— Description of the task —
Each line below should be quoted exactly, please.

Collected data
★ ★ ★ ★
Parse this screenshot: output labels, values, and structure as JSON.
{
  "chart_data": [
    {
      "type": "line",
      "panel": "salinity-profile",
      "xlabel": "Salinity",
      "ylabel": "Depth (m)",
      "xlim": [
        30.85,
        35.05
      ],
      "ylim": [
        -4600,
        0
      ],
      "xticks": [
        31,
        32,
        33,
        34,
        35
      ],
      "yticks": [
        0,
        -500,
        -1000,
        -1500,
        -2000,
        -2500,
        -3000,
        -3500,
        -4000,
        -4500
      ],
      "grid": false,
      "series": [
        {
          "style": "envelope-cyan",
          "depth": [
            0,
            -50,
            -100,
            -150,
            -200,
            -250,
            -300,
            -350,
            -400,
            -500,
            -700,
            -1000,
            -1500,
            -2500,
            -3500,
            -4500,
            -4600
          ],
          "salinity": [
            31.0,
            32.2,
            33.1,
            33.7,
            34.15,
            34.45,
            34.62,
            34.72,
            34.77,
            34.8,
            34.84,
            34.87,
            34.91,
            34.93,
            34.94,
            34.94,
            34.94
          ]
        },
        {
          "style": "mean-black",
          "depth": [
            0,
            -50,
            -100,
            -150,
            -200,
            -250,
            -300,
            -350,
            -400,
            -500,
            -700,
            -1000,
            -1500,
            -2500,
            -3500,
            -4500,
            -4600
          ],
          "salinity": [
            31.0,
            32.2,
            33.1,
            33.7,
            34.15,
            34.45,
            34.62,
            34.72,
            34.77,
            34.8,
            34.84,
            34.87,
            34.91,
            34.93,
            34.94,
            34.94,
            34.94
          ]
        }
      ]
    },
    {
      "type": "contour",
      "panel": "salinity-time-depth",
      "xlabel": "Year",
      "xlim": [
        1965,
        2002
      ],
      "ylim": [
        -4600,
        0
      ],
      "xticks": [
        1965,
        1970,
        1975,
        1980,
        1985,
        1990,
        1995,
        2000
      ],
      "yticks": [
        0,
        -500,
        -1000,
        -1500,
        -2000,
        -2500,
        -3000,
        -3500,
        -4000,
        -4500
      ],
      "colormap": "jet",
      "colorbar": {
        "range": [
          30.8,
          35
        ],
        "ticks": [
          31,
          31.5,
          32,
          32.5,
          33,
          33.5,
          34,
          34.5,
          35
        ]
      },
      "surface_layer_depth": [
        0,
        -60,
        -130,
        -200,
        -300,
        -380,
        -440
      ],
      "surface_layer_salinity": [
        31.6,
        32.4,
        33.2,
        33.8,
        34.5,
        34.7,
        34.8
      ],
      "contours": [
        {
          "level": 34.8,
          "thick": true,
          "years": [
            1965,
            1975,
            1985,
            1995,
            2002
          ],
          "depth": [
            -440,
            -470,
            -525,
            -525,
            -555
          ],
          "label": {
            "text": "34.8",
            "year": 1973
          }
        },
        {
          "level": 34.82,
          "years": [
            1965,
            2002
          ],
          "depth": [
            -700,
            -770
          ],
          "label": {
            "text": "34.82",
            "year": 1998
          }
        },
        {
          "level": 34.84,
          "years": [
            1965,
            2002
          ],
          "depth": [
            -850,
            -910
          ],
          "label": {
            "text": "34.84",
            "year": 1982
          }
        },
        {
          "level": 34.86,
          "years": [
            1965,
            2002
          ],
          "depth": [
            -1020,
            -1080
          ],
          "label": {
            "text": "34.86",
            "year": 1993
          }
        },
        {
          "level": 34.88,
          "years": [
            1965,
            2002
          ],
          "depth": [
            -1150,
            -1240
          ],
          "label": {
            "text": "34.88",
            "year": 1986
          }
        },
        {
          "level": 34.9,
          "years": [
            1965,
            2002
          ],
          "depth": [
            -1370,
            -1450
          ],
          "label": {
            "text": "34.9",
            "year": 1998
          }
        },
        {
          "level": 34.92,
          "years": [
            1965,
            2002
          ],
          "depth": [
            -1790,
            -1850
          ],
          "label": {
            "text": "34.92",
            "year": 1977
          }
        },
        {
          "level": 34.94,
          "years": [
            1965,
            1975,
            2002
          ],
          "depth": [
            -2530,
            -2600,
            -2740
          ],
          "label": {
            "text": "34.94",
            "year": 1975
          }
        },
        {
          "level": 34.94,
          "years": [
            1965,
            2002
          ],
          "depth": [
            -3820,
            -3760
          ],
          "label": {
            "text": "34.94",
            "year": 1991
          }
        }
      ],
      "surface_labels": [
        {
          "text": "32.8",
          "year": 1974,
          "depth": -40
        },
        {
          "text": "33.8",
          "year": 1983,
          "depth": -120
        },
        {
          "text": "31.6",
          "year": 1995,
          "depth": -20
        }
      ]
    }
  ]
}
★ ★ ★ ★
— The solution —
Parse this screenshot: output labels, values, and structure as JSON.
{
  "chart_data": [
    {
      "type": "line",
      "panel": "salinity-profile",
      "xlabel": "Salinity",
      "ylabel": "Depth (m)",
      "xlim": [
        30.85,
        35.05
      ],
      "ylim": [
        -4600,
        0
      ],
      "xticks": [
        31,
        32,
        33,
        34,
        35
      ],
      "yticks": [
        0,
        -500,
        -1000,
        -1500,
        -2000,
        -2500,
        -3000,
        -3500,
        -4000,
        -4500
      ],
      "grid": false,
      "series": [
        {
          "style": "envelope-cyan",
          "depth": [
            0,
            -50,
            -100,
            -150,
            -200,
            -250,
            -300,
            -350,
            -400,
            -500,
            -700,
            -1000,
            -1500,
            -2500,
            -3500,
            -4500,
            -4600
          ],
          "salinity": [
            31.0,
            32.2,
            33.1,
            33.7,
            34.15,
            34.45,
            34.62,
            34.72,
            34.77,
            34.8,
            34.84,
            34.87,
            34.91,
            34.93,
            34.94,
            34.94,
            34.94
          ]
        },
        {
          "style": "mean-black",
          "depth": [
            0,
            -50,
            -100,
            -150,
            -200,
            -250,
            -300,
            -350,
            -400,
            -500,
            -700,
            -1000,
            -1500,
            -2500,
            -3500,
            -4500,
            -4600
          ],
          "salinity": [
            31.0,
            32.2,
            33.1,
            33.7,
            34.15,
            34.45,
            34.62,
            34.72,
            34.77,
            34.8,
            34.84,
            34.87,
            34.91,
            34.93,
            34.94,
            34.94,
            34.94
          ]
        }
      ]
    },
    {
      "type": "contour",
      "panel": "salinity-time-depth",
      "xlabel": "Year",
      "xlim": [
        1965,
        2002
      ],
      "ylim": [
        -4600,
        0
      ],
      "xticks": [
        1965,
        1970,
        1975,
        1980,
        1985,
        1990,
        1995,
        2000
      ],
      "yticks": [
        0,
        -500,
        -1000,
        -1500,
        -2000,
        -2500,
        -3000,
        -3500,
        -4000,
        -4500
      ],
      "colormap": "jet",
      "colorbar": {
        "range": [
          30.8,
          35
        ],
        "ticks": [
          31,
          31.5,
          32,
          32.5,
          33,
          33.5,
          34,
          34.5,
          35
        ]
      },
      "surface_layer_depth": [
        0,
        -60,
        -130,
        -200,
        -300,
        -380,
        -440
      ],
      "surface_layer_salinity": [
        31.6,
        32.4,
        33.2,
        33.8,
        34.5,
        34.7,
        34.8
      ],
      "contours": [
        {
          "level": 34.8,
          "thick": true,
          "years": [
            1965,
            1975,
            1985,
            1995,
            2002
          ],
          "depth": [
            -440,
            -470,
            -525,
            -525,
            -555
          ],
          "label": {
            "text": "34.8",
            "year": 1973
          }
        },
        {
          "level": 34.82,
          "years": [
            1965,
            2002
          ],
          "depth": [
            -700,
            -770
          ],
          "label": {
            "text": "34.82",
            "year": 1998
          }
        },
        {
          "level": 34.84,
          "years": [
            1965,
            2002
          ],
          "depth": [
            -850,
            -910
          ],
          "label": {
            "text": "34.84",
            "year": 1982
          }
        },
        {
          "level": 34.86,
          "years": [
            1965,
            2002
          ],
          "depth": [
            -1020,
            -1080
          ],
          "label": {
            "text": "34.86",
            "year": 1993
          }
        },
        {
          "level": 34.88,
          "years": [
            1965,
            2002
          ],
          "depth": [
            -1150,
            -1240
          ],
          "label": {
            "text": "34.88",
            "year": 1986
          }
        },
        {
          "level": 34.9,
          "years": [
            1965,
            2002
          ],
          "depth": [
            -1370,
            -1450
          ],
          "label": {
            "text": "34.9",
            "year": 1998
          }
        },
        {
          "level": 34.92,
          "years": [
            1965,
            2002
          ],
          "depth": [
            -1790,
            -1850
          ],
          "label": {
            "text": "34.92",
            "year": 1977
          }
        },
        {
          "level": 34.94,
          "years": [
            1965,
            1975,
            2002
          ],
          "depth": [
            -2530,
            -2600,
            -2740
          ],
          "label": {
            "text": "34.94",
            "year": 1975
          }
        },
        {
          "level": 34.94,
          "years": [
            1965,
            2002
          ],
          "depth": [
            -3820,
            -3760
          ],
          "label": {
            "text": "34.94",
            "year": 1991
          }
        }
      ],
      "surface_labels": [
        {
          "text": "32.8",
          "year": 1974,
          "depth": -40
        },
        {
          "text": "33.8",
          "year": 1983,
          "depth": -120
        },
        {
          "text": "31.6",
          "year": 1995,
          "depth": -20
        }
      ]
    }
  ]
}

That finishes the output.